** START DATASET RECORDS **
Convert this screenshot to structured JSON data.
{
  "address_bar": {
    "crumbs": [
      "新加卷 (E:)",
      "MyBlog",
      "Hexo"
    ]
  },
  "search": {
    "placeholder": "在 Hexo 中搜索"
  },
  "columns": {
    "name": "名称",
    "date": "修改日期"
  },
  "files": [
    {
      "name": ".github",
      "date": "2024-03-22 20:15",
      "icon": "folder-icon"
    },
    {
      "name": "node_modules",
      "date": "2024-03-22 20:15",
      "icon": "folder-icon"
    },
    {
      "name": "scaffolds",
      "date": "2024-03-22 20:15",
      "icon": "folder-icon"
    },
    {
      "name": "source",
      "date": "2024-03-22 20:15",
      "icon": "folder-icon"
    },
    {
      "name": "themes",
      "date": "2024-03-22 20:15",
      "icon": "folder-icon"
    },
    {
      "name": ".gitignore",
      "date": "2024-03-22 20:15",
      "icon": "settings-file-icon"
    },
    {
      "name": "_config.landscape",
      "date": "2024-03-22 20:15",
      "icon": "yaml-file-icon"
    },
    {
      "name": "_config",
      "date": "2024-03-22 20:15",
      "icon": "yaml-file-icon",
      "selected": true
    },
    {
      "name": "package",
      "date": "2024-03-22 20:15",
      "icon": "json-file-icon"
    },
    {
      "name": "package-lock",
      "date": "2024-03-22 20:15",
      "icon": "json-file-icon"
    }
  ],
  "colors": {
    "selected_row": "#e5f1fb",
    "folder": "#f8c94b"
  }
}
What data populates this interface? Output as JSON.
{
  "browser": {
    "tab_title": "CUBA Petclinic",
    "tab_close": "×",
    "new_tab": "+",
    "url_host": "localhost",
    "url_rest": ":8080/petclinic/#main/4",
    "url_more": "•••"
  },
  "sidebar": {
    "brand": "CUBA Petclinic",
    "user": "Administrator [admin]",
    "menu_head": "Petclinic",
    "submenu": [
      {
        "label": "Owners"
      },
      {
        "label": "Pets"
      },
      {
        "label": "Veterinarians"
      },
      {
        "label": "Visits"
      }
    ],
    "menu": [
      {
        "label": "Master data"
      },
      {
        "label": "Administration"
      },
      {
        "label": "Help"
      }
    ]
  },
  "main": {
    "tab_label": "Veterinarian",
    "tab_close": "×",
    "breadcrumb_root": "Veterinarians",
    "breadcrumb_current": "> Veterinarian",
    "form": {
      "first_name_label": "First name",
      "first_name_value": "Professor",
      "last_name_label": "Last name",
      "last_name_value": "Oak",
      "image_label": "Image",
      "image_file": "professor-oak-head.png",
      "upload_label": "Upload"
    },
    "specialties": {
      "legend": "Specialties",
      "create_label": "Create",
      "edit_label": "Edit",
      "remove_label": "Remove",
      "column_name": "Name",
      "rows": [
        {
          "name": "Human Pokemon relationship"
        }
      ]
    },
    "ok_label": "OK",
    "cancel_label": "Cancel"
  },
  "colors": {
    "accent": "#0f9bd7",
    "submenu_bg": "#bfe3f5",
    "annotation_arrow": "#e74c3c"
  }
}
** END DATASET RECORDS **
→ **PROBLEM TO SOLVE**: Show every line from the entries above in which "CUBA" appears.

→ **TASK SOLUTION**:
    "tab_title": "CUBA Petclinic",
    "brand": "CUBA Petclinic",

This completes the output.